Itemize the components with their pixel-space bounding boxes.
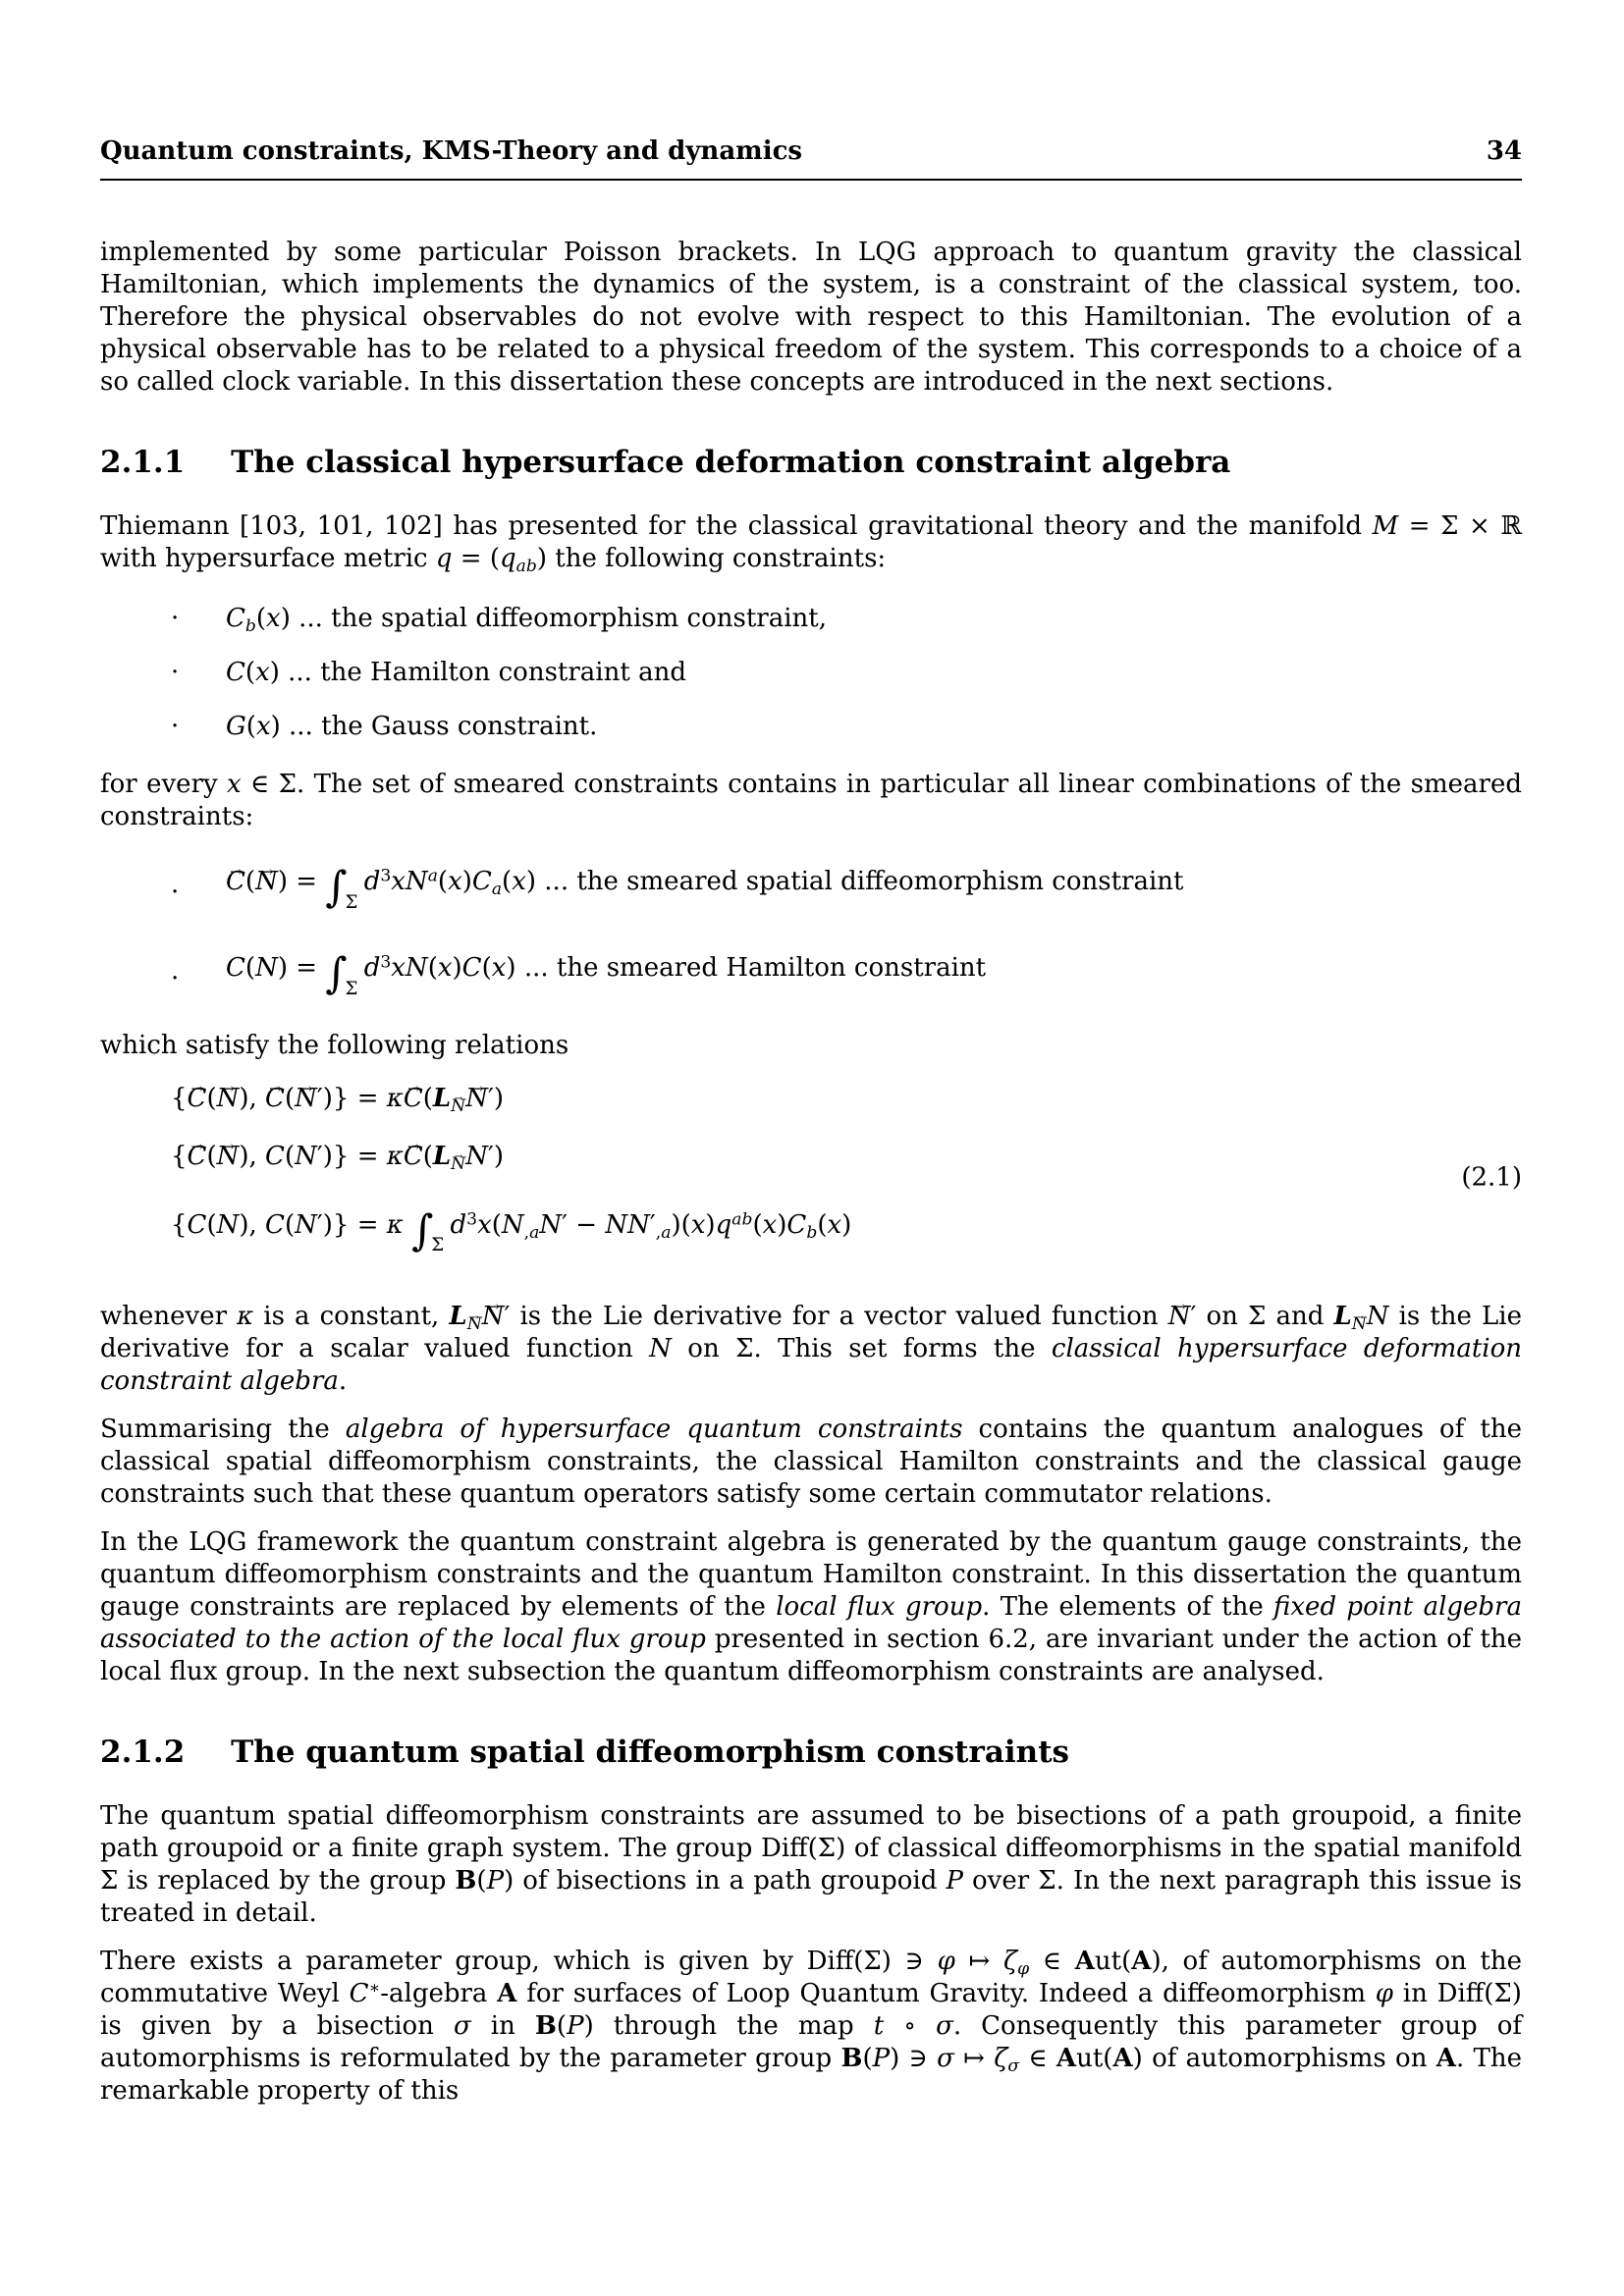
constraint-item [171, 657, 1522, 689]
equation-line: {C(N), C(N′)} = κ $\int_\Sigma d^3x(N_{,a}N' - NN'_{,a})(x)q^{ab}(x)C_b(x)$ [171, 1206, 852, 1256]
smeared-constraint-item [171, 849, 1522, 935]
section-heading-2-1-1 [100, 444, 1522, 481]
constraint-item [171, 711, 1522, 743]
bullet-marker: · [171, 963, 180, 993]
bullet-marker: · [171, 658, 180, 687]
constraint-list [100, 603, 1522, 743]
section-heading-2-1-2 [100, 1734, 1522, 1771]
header-rule [100, 179, 1522, 181]
thiemann-paragraph: Thiemann [103, 101, 102] has presented for the classical gravitational theory and the manifold M = Σ × ℝ with hypersurface metric $q = (q_{ab})$ the following constraints: [100, 511, 1523, 577]
smeared-constraint-list [100, 849, 1522, 1022]
running-head-title: Quantum constraints, KMS-Theory and dynamics [100, 136, 803, 166]
section-number: 2.1.1 [100, 445, 186, 480]
lqg-paragraph: In the LQG framework the quantum constraint algebra is generated by the quantum gauge constraints, the quantum diffeomorphism constraints and the quantum Hamilton constraint. In this dissertation the quantum gauge constraints are replaced by elements of the local flux group. The elements of the fixed point algebra associated to the action of the local flux group presented in section 6.2, are invariant under the action of the local flux group. In the next subsection the quantum diffeomorphism constraints are analysed. [100, 1527, 1522, 1687]
constraint-text: $C_b(x)$ ... the spatial diffeomorphism constraint, [226, 604, 827, 637]
constraint-text: G(x) ... the Gauss constraint. [226, 712, 598, 741]
smeared-intro-paragraph: for every x ∈ Σ. The set of smeared constraints contains in particular all linear combinations of the smeared constraints: [100, 770, 1522, 831]
section-title: The classical hypersurface deformation constraint algebra [231, 445, 1231, 480]
section-number: 2.1.2 [100, 1735, 186, 1771]
bullet-marker: · [171, 877, 180, 907]
smeared-constraint-text: C →(N →) = $\int_\Sigma d^3xN^a(x)C_a(x)$ ... the smeared spatial diffeomorphism constraint [226, 866, 1522, 918]
equation-line: {C →(N →), $C(N')\} = \kappa C \to(L_NN')$ [171, 1136, 1522, 1177]
parameter-group-paragraph: There exists a parameter group, which is given by Diff(Σ) ∋ φ ↦ $\zeta_\varphi$ ∈ Aut(A), of automorphisms on the commutative Weyl C∗-algebra A for surfaces of Loop Quantum Gravity. Indeed a diffeomorphism φ in Diff(Σ) is given by a bisection σ in B(P) through the map t ∘ σ. Consequently this parameter group of automorphisms is reformulated by the parameter group B(P) ∋ σ ↦ $\zeta_\sigma$ ∈ Aut(A) of automorphisms on A. The remarkable property of this [100, 1947, 1522, 2107]
summarising-paragraph: Summarising the algebra of hypersurface quantum constraints contains the quantum analogues of the classical spatial diffeomorphism constraints, the classical Hamilton constraints and the classical gauge constraints such that these quantum operators satisfy some certain commutator relations. [100, 1415, 1522, 1510]
smeared-constraint-item [171, 935, 1522, 1022]
running-head [100, 135, 1522, 168]
bullet-marker: · [171, 712, 180, 741]
bullet-marker: · [171, 604, 180, 633]
constraint-text: C(x) ... the Hamilton constraint and [226, 658, 686, 687]
intro-paragraph: implemented by some particular Poisson brackets. In LQG approach to quantum gravity the classical Hamiltonian, which implements the dynamics of the system, is a constraint of the classical system, too. Therefore the physical observables do not evolve with respect to this Hamiltonian. The evolution of a physical observable has to be related to a physical freedom of the system. This corresponds to a choice of a so called clock variable. In this dissertation these concepts are introduced in the next sections. [100, 238, 1522, 397]
equation-2-1 [100, 1078, 1522, 1277]
equation-number: (2.1) [1461, 1162, 1522, 1193]
section-title: The quantum spatial diffeomorphism constraints [231, 1735, 1069, 1771]
kappa-paragraph: whenever κ is a constant, $L_NN$ →′ is the Lie derivative for a vector valued function N →′ on Σ and $L_NN$ is the Lie derivative for a scalar valued function N on Σ. This set forms the classical hypersurface deformation constraint algebra. [100, 1301, 1522, 1398]
equation-line: {C →(N →), C →(N →′)} = $\kappa C \to(L_NN$ →′) [171, 1078, 1522, 1119]
smeared-constraint-text: $C(N) = \int_\Sigma d^3xN(x)C(x)$ ... the smeared Hamilton constraint [226, 949, 987, 999]
constraint-item [171, 603, 1522, 635]
page-number: 34 [1486, 136, 1522, 166]
relations-paragraph: which satisfy the following relations [100, 1031, 569, 1060]
bisections-paragraph: The quantum spatial diffeomorphism constraints are assumed to be bisections of a path groupoid, a finite path groupoid or a finite graph system. The group Diff(Σ) of classical diffeomorphisms in the spatial manifold Σ is replaced by the group B(P) of bisections in a path groupoid P over Σ. In the next paragraph this issue is treated in detail. [100, 1801, 1522, 1929]
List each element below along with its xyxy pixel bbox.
########
**Task requirements**
Count the lines in the items above that contain the string "kappa", with case counting, and give only the number.

**Task solution**
3